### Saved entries
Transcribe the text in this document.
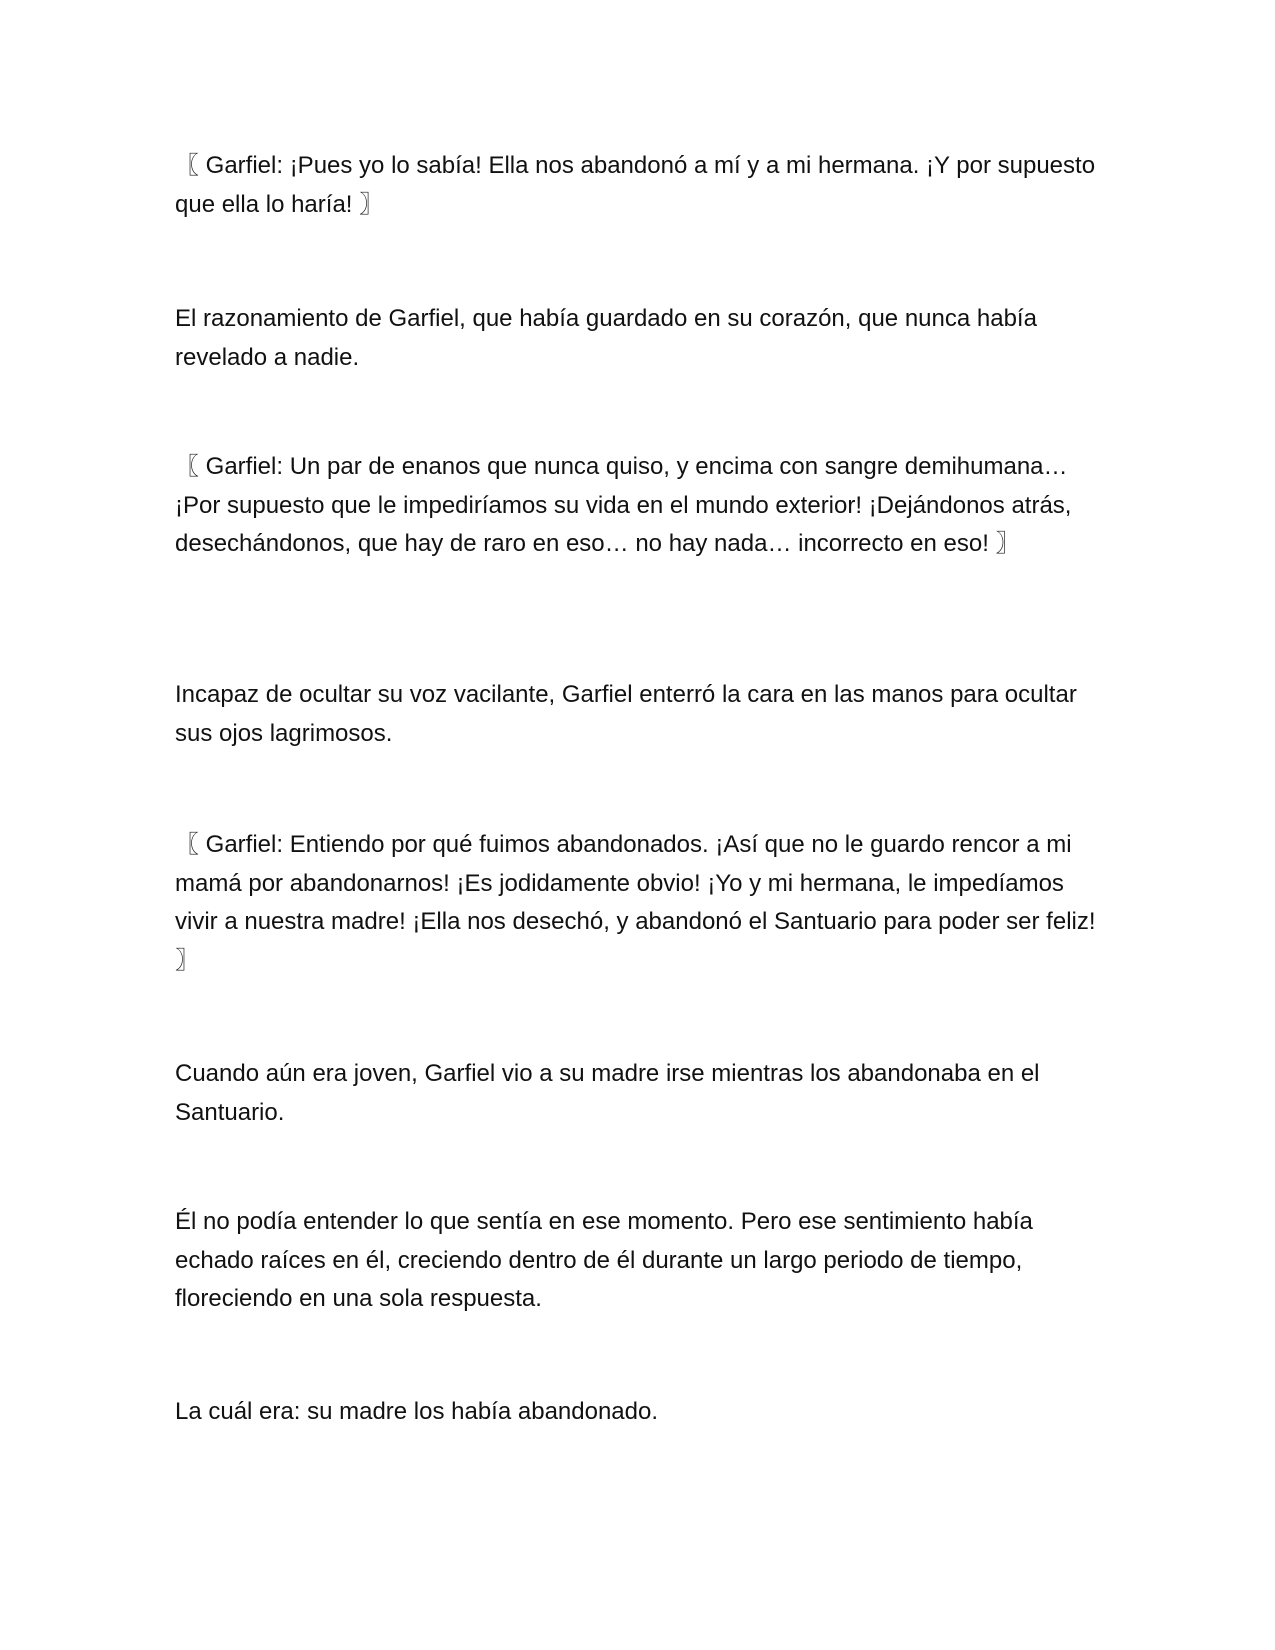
〖 Garfiel: ¡Pues yo lo sabía! Ella nos abandonó a mí y a mi hermana. ¡Y por supuesto que ella lo haría! 〗

El razonamiento de Garfiel, que había guardado en su corazón, que nunca había revelado a nadie.

〖 Garfiel: Un par de enanos que nunca quiso, y encima con sangre demihumana… ¡Por supuesto que le impediríamos su vida en el mundo exterior! ¡Dejándonos atrás, desechándonos, que hay de raro en eso… no hay nada… incorrecto en eso! 〗

Incapaz de ocultar su voz vacilante, Garfiel enterró la cara en las manos para ocultar sus ojos lagrimosos.

〖 Garfiel: Entiendo por qué fuimos abandonados. ¡Así que no le guardo rencor a mi mamá por abandonarnos! ¡Es jodidamente obvio! ¡Yo y mi hermana, le impedíamos vivir a nuestra madre! ¡Ella nos desechó, y abandonó el Santuario para poder ser feliz! 〗

Cuando aún era joven, Garfiel vio a su madre irse mientras los abandonaba en el Santuario.

Él no podía entender lo que sentía en ese momento. Pero ese sentimiento había echado raíces en él, creciendo dentro de él durante un largo periodo de tiempo, floreciendo en una sola respuesta.

La cuál era: su madre los había abandonado.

### WHAT THE EXERCISE ASKS
Every entry above should be duplicated exactly. Do not include the images.

### SOLUTION TO THE PROBLEM
Transcribe the text in this document.
〖 Garfiel: ¡Pues yo lo sabía! Ella nos abandonó a mí y a mi hermana. ¡Y por supuesto que ella lo haría! 〗

El razonamiento de Garfiel, que había guardado en su corazón, que nunca había revelado a nadie.

〖 Garfiel: Un par de enanos que nunca quiso, y encima con sangre demihumana… ¡Por supuesto que le impediríamos su vida en el mundo exterior! ¡Dejándonos atrás, desechándonos, que hay de raro en eso… no hay nada… incorrecto en eso! 〗

Incapaz de ocultar su voz vacilante, Garfiel enterró la cara en las manos para ocultar sus ojos lagrimosos.

〖 Garfiel: Entiendo por qué fuimos abandonados. ¡Así que no le guardo rencor a mi mamá por abandonarnos! ¡Es jodidamente obvio! ¡Yo y mi hermana, le impedíamos vivir a nuestra madre! ¡Ella nos desechó, y abandonó el Santuario para poder ser feliz! 〗

Cuando aún era joven, Garfiel vio a su madre irse mientras los abandonaba en el Santuario.

Él no podía entender lo que sentía en ese momento. Pero ese sentimiento había echado raíces en él, creciendo dentro de él durante un largo periodo de tiempo, floreciendo en una sola respuesta.

La cuál era: su madre los había abandonado.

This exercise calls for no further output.